● **WORK INSTRUCTION**
Some lines below may hold the string "Mitigating". Count them and give only the total.

● **GIVEN RECORDS**
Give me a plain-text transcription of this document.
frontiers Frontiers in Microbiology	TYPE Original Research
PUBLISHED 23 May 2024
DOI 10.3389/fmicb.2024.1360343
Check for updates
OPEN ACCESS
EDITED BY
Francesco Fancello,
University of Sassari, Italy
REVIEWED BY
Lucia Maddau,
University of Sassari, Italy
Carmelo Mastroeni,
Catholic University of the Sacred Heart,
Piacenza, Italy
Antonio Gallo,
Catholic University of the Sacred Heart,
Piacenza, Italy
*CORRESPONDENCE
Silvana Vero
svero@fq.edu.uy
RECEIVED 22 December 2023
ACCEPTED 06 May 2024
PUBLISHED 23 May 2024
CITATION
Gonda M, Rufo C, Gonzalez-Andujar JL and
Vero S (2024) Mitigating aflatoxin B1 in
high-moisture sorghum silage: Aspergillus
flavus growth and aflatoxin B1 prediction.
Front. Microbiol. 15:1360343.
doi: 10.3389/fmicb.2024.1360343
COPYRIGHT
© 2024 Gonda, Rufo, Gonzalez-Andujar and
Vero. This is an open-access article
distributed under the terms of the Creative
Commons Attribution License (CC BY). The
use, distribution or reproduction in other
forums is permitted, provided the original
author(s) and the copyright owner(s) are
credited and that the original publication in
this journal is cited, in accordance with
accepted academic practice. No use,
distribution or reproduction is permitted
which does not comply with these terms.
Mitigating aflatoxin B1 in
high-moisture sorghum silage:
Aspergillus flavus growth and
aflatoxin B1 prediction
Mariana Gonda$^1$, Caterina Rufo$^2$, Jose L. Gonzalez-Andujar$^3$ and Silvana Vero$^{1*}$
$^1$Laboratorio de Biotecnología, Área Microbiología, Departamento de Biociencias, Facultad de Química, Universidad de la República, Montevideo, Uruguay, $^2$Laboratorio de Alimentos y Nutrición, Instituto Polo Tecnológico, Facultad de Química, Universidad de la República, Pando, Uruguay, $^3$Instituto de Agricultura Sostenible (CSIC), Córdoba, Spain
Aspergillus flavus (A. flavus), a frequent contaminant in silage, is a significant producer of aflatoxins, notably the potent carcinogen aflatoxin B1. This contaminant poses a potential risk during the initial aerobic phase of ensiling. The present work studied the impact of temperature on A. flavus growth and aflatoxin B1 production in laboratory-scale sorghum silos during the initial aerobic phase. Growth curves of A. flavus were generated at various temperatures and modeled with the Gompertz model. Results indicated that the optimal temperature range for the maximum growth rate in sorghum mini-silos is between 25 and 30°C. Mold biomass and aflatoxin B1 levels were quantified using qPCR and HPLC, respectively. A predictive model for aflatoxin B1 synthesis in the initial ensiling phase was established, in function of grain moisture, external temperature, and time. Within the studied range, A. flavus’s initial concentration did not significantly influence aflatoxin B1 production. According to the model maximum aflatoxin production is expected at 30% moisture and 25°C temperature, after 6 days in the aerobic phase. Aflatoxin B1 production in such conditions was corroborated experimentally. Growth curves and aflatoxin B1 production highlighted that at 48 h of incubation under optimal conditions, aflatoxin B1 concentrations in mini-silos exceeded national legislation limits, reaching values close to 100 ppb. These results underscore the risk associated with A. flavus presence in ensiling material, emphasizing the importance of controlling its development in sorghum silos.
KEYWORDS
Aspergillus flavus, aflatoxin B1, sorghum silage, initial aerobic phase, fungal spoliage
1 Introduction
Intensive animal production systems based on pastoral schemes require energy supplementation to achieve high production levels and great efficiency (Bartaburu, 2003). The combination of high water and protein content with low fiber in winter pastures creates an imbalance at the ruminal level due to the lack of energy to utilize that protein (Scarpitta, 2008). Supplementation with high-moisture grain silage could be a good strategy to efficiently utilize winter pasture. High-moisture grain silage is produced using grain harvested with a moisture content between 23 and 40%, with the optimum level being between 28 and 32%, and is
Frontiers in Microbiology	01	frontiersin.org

● **YOUR SOLUTION**
2